**Given records:**
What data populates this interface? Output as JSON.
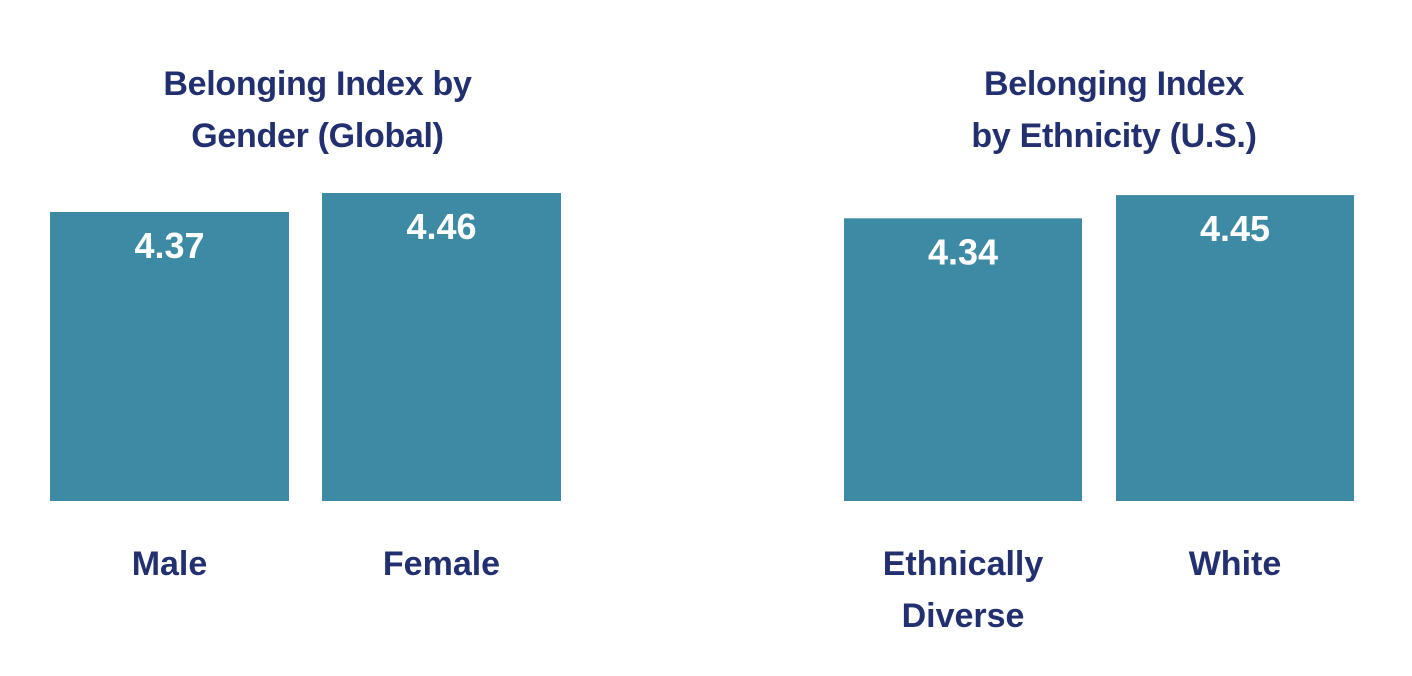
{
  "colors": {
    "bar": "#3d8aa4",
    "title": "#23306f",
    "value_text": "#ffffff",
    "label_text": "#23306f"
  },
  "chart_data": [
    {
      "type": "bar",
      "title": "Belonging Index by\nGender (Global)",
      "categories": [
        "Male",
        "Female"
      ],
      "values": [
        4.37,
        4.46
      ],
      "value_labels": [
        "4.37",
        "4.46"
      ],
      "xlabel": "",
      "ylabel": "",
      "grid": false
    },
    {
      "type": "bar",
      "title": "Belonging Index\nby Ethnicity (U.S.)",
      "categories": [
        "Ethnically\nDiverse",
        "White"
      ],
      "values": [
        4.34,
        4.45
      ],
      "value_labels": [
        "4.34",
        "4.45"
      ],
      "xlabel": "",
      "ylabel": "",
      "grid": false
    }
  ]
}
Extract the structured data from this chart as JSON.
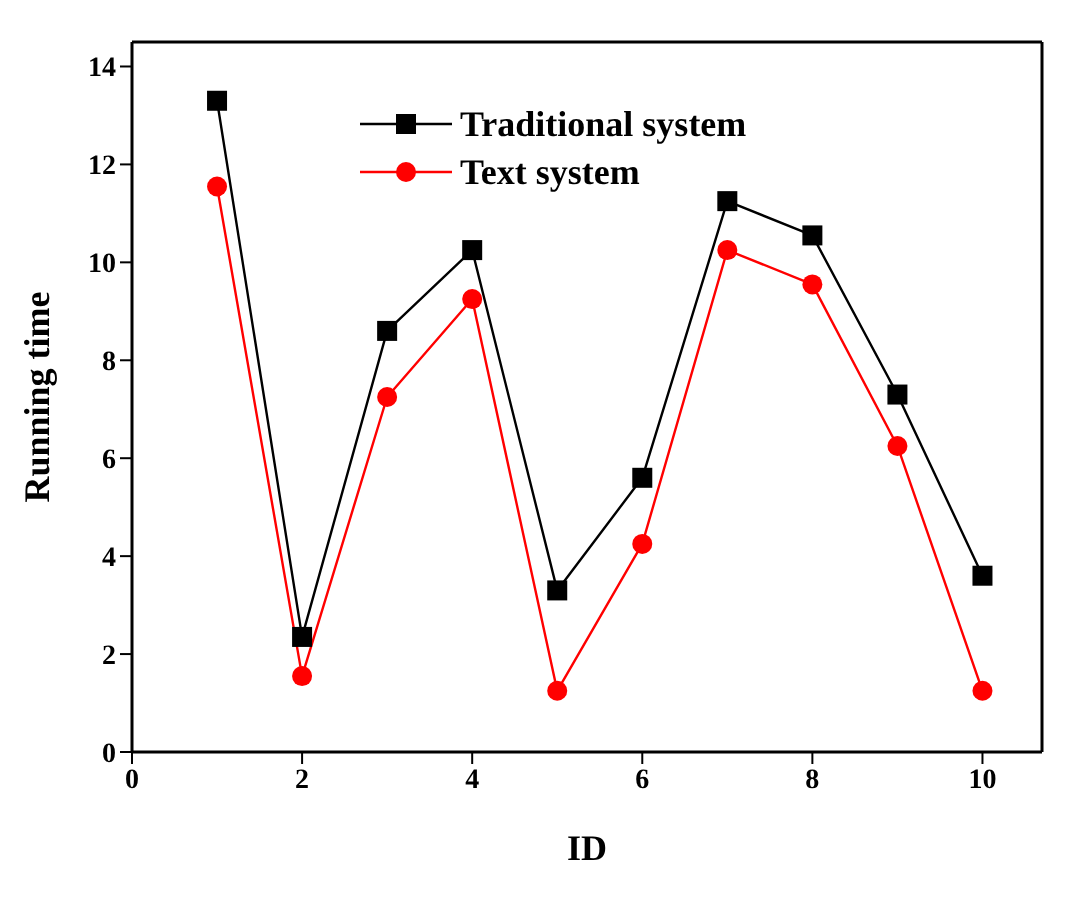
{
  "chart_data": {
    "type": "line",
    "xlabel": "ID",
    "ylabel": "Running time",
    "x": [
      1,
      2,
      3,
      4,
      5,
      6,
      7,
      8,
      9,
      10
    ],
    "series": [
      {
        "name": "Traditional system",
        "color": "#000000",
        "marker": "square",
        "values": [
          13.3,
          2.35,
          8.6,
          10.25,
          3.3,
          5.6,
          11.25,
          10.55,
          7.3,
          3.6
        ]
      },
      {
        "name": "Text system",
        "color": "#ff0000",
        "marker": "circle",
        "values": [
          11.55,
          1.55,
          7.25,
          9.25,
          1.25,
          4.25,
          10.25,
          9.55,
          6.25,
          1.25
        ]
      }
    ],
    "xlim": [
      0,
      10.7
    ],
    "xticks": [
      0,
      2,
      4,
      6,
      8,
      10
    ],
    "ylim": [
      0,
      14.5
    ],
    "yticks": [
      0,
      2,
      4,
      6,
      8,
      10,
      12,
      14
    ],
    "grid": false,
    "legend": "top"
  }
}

**What to do:**
Reproduce the listing word for word and omit its pictures.

**Full output:**
What data populates this interface? Output as JSON.
{
  "colors": {
    "bar": "#3d8aa4",
    "title": "#23306f",
    "value_text": "#ffffff",
    "label_text": "#23306f"
  },
  "chart_data": [
    {
      "type": "bar",
      "title": "Belonging Index by\nGender (Global)",
      "categories": [
        "Male",
        "Female"
      ],
      "values": [
        4.37,
        4.46
      ],
      "value_labels": [
        "4.37",
        "4.46"
      ],
      "xlabel": "",
      "ylabel": "",
      "grid": false
    },
    {
      "type": "bar",
      "title": "Belonging Index\nby Ethnicity (U.S.)",
      "categories": [
        "Ethnically\nDiverse",
        "White"
      ],
      "values": [
        4.34,
        4.45
      ],
      "value_labels": [
        "4.34",
        "4.45"
      ],
      "xlabel": "",
      "ylabel": "",
      "grid": false
    }
  ]
}
Extract the structured data from this chart as JSON.
{
  "chart_data": {
    "type": "line",
    "xlabel": "ID",
    "ylabel": "Running time",
    "x": [
      1,
      2,
      3,
      4,
      5,
      6,
      7,
      8,
      9,
      10
    ],
    "series": [
      {
        "name": "Traditional system",
        "color": "#000000",
        "marker": "square",
        "values": [
          13.3,
          2.35,
          8.6,
          10.25,
          3.3,
          5.6,
          11.25,
          10.55,
          7.3,
          3.6
        ]
      },
      {
        "name": "Text system",
        "color": "#ff0000",
        "marker": "circle",
        "values": [
          11.55,
          1.55,
          7.25,
          9.25,
          1.25,
          4.25,
          10.25,
          9.55,
          6.25,
          1.25
        ]
      }
    ],
    "xlim": [
      0,
      10.7
    ],
    "xticks": [
      0,
      2,
      4,
      6,
      8,
      10
    ],
    "ylim": [
      0,
      14.5
    ],
    "yticks": [
      0,
      2,
      4,
      6,
      8,
      10,
      12,
      14
    ],
    "grid": false,
    "legend": "top"
  }
}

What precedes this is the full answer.